Filter the entries that follow, copying every line in which the word "amount" appears.

- Recorded information -
"""

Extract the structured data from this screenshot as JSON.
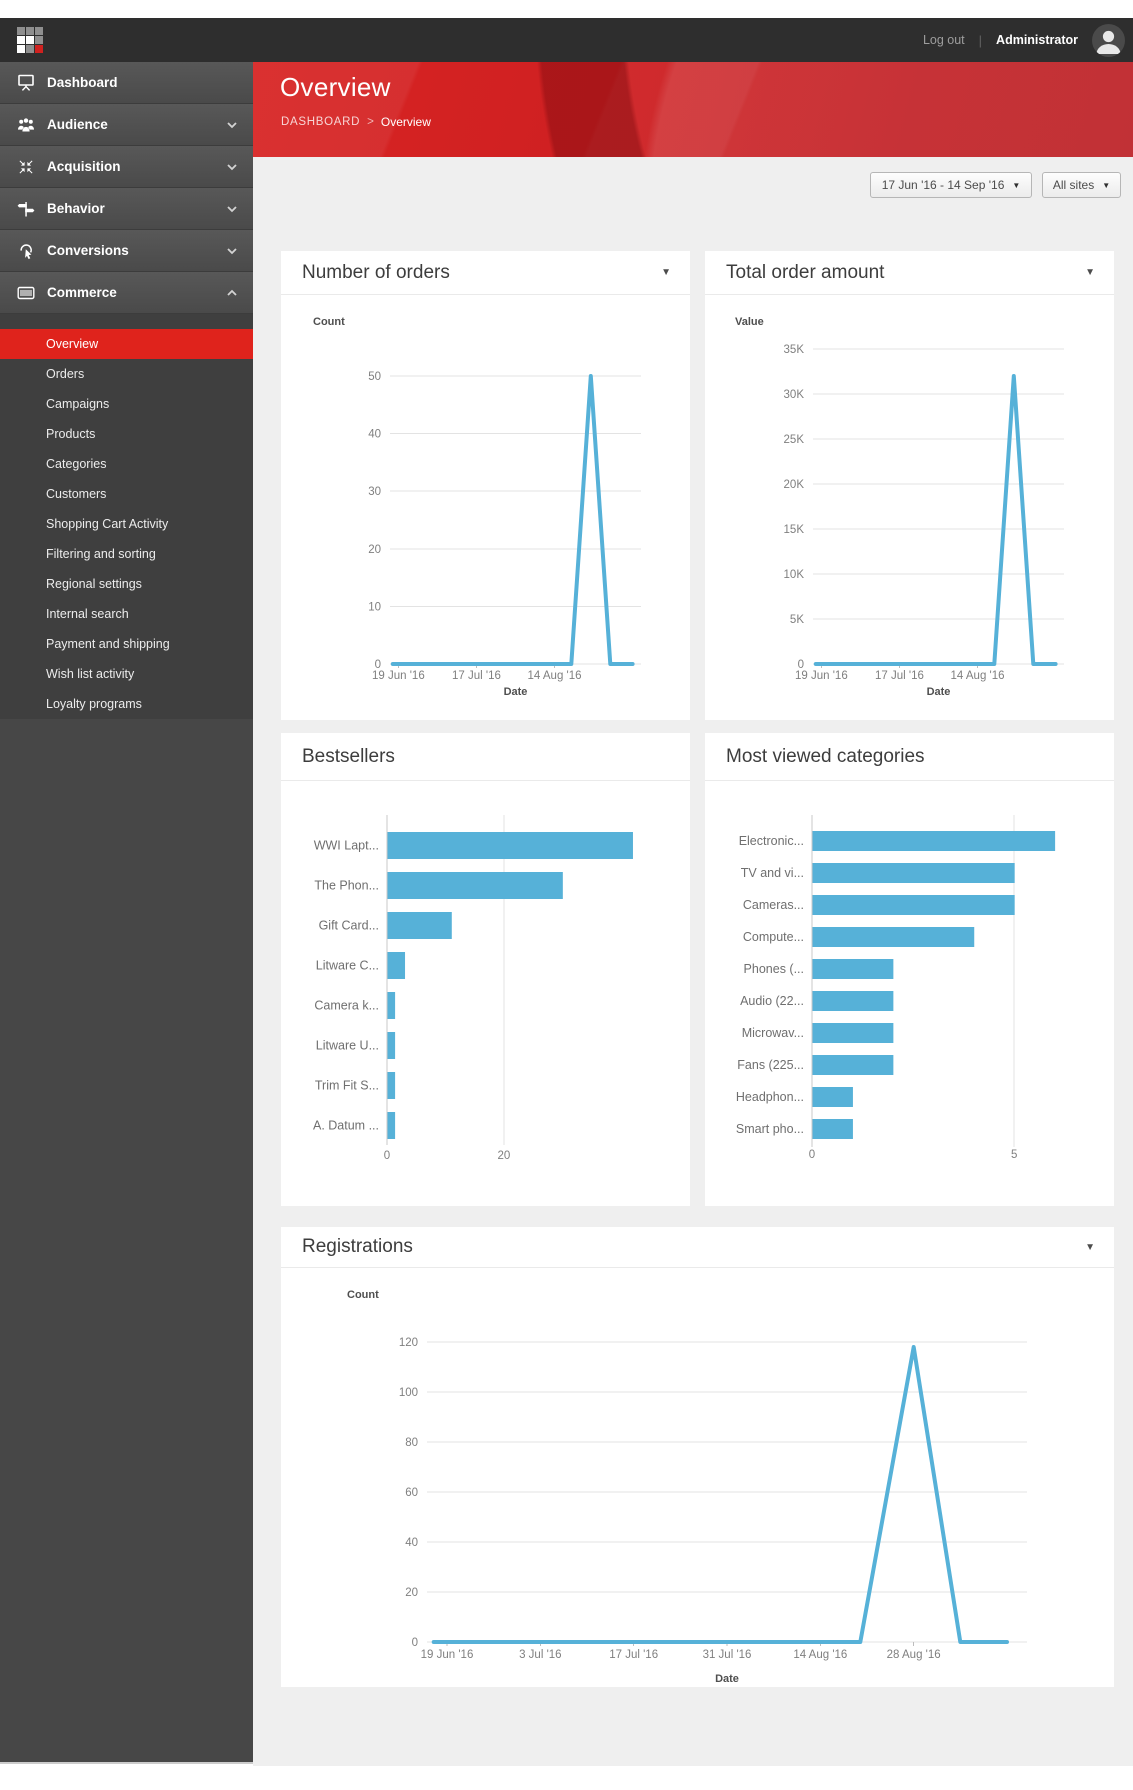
{
  "glyphs": {
    "caret": "▼"
  },
  "topbar": {
    "logout": "Log out",
    "divider": "|",
    "username": "Administrator"
  },
  "header": {
    "title": "Overview",
    "breadcrumb_root": "DASHBOARD",
    "breadcrumb_sep": ">",
    "breadcrumb_current": "Overview"
  },
  "filters": {
    "date_range": "17 Jun '16 - 14 Sep '16",
    "sites": "All sites"
  },
  "sidebar": {
    "items": [
      {
        "label": "Dashboard",
        "icon": "dashboard-screen-icon",
        "expandable": false
      },
      {
        "label": "Audience",
        "icon": "audience-people-icon",
        "expandable": true
      },
      {
        "label": "Acquisition",
        "icon": "acquisition-arrows-icon",
        "expandable": true
      },
      {
        "label": "Behavior",
        "icon": "behavior-signpost-icon",
        "expandable": true
      },
      {
        "label": "Conversions",
        "icon": "conversions-click-icon",
        "expandable": true
      },
      {
        "label": "Commerce",
        "icon": "commerce-barcode-icon",
        "expandable": true,
        "expanded": true
      }
    ],
    "commerce_submenu": [
      "Overview",
      "Orders",
      "Campaigns",
      "Products",
      "Categories",
      "Customers",
      "Shopping Cart Activity",
      "Filtering and sorting",
      "Regional settings",
      "Internal search",
      "Payment and shipping",
      "Wish list activity",
      "Loyalty programs"
    ],
    "active_item": "Overview"
  },
  "chart_data": [
    {
      "id": "number-of-orders",
      "type": "line",
      "title": "Number of orders",
      "ylabel": "Count",
      "xlabel": "Date",
      "line_color": "#56b1d8",
      "x_domain": [
        "2016-06-16",
        "2016-09-14"
      ],
      "ymax": 50,
      "grid": true,
      "x_ticks": [
        {
          "date": "2016-06-19",
          "label": "19 Jun '16"
        },
        {
          "date": "2016-07-17",
          "label": "17 Jul '16"
        },
        {
          "date": "2016-08-14",
          "label": "14 Aug '16"
        }
      ],
      "y_ticks": [
        {
          "v": 0,
          "label": "0"
        },
        {
          "v": 10,
          "label": "10"
        },
        {
          "v": 20,
          "label": "20"
        },
        {
          "v": 30,
          "label": "30"
        },
        {
          "v": 40,
          "label": "40"
        },
        {
          "v": 50,
          "label": "50"
        }
      ],
      "points": [
        [
          "2016-06-17",
          0
        ],
        [
          "2016-08-20",
          0
        ],
        [
          "2016-08-27",
          50
        ],
        [
          "2016-09-03",
          0
        ],
        [
          "2016-09-11",
          0
        ]
      ]
    },
    {
      "id": "total-order-amount",
      "type": "line",
      "title": "Total order amount",
      "ylabel": "Value",
      "xlabel": "Date",
      "line_color": "#56b1d8",
      "x_domain": [
        "2016-06-16",
        "2016-09-14"
      ],
      "ymax": 35000,
      "grid": true,
      "x_ticks": [
        {
          "date": "2016-06-19",
          "label": "19 Jun '16"
        },
        {
          "date": "2016-07-17",
          "label": "17 Jul '16"
        },
        {
          "date": "2016-08-14",
          "label": "14 Aug '16"
        }
      ],
      "y_ticks": [
        {
          "v": 0,
          "label": "0"
        },
        {
          "v": 5000,
          "label": "5K"
        },
        {
          "v": 10000,
          "label": "10K"
        },
        {
          "v": 15000,
          "label": "15K"
        },
        {
          "v": 20000,
          "label": "20K"
        },
        {
          "v": 25000,
          "label": "25K"
        },
        {
          "v": 30000,
          "label": "30K"
        },
        {
          "v": 35000,
          "label": "35K"
        }
      ],
      "points": [
        [
          "2016-06-17",
          0
        ],
        [
          "2016-08-20",
          0
        ],
        [
          "2016-08-27",
          32000
        ],
        [
          "2016-09-03",
          0
        ],
        [
          "2016-09-11",
          0
        ]
      ]
    },
    {
      "id": "bestsellers",
      "type": "bar",
      "title": "Bestsellers",
      "bar_color": "#56b1d8",
      "categories": [
        "WWI Lapt...",
        "The Phon...",
        "Gift Card...",
        "Litware C...",
        "Camera k...",
        "Litware U...",
        "Trim Fit S...",
        "A. Datum ..."
      ],
      "values": [
        42,
        30,
        11,
        3,
        1.3,
        1.3,
        1.3,
        1.3
      ],
      "xmax": 45,
      "x_ticks": [
        {
          "v": 0,
          "label": "0"
        },
        {
          "v": 20,
          "label": "20"
        }
      ]
    },
    {
      "id": "most-viewed-categories",
      "type": "bar",
      "title": "Most viewed categories",
      "bar_color": "#56b1d8",
      "categories": [
        "Electronic...",
        "TV and vi...",
        "Cameras...",
        "Compute...",
        "Phones (...",
        "Audio (22...",
        "Microwav...",
        "Fans (225...",
        "Headphon...",
        "Smart pho..."
      ],
      "values": [
        6,
        5,
        5,
        4,
        2,
        2,
        2,
        2,
        1,
        1
      ],
      "xmax": 6.9,
      "x_ticks": [
        {
          "v": 0,
          "label": "0"
        },
        {
          "v": 5,
          "label": "5"
        }
      ]
    },
    {
      "id": "registrations",
      "type": "line",
      "title": "Registrations",
      "ylabel": "Count",
      "xlabel": "Date",
      "line_color": "#56b1d8",
      "x_domain": [
        "2016-06-16",
        "2016-09-14"
      ],
      "ymax": 120,
      "grid": true,
      "x_ticks": [
        {
          "date": "2016-06-19",
          "label": "19 Jun '16"
        },
        {
          "date": "2016-07-03",
          "label": "3 Jul '16"
        },
        {
          "date": "2016-07-17",
          "label": "17 Jul '16"
        },
        {
          "date": "2016-07-31",
          "label": "31 Jul '16"
        },
        {
          "date": "2016-08-14",
          "label": "14 Aug '16"
        },
        {
          "date": "2016-08-28",
          "label": "28 Aug '16"
        }
      ],
      "y_ticks": [
        {
          "v": 0,
          "label": "0"
        },
        {
          "v": 20,
          "label": "20"
        },
        {
          "v": 40,
          "label": "40"
        },
        {
          "v": 60,
          "label": "60"
        },
        {
          "v": 80,
          "label": "80"
        },
        {
          "v": 100,
          "label": "100"
        },
        {
          "v": 120,
          "label": "120"
        }
      ],
      "points": [
        [
          "2016-06-17",
          0
        ],
        [
          "2016-08-20",
          0
        ],
        [
          "2016-08-28",
          118
        ],
        [
          "2016-09-04",
          0
        ],
        [
          "2016-09-11",
          0
        ]
      ]
    }
  ]
}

"""

- Problem solution -
      "id": "total-order-amount",
      "title": "Total order amount",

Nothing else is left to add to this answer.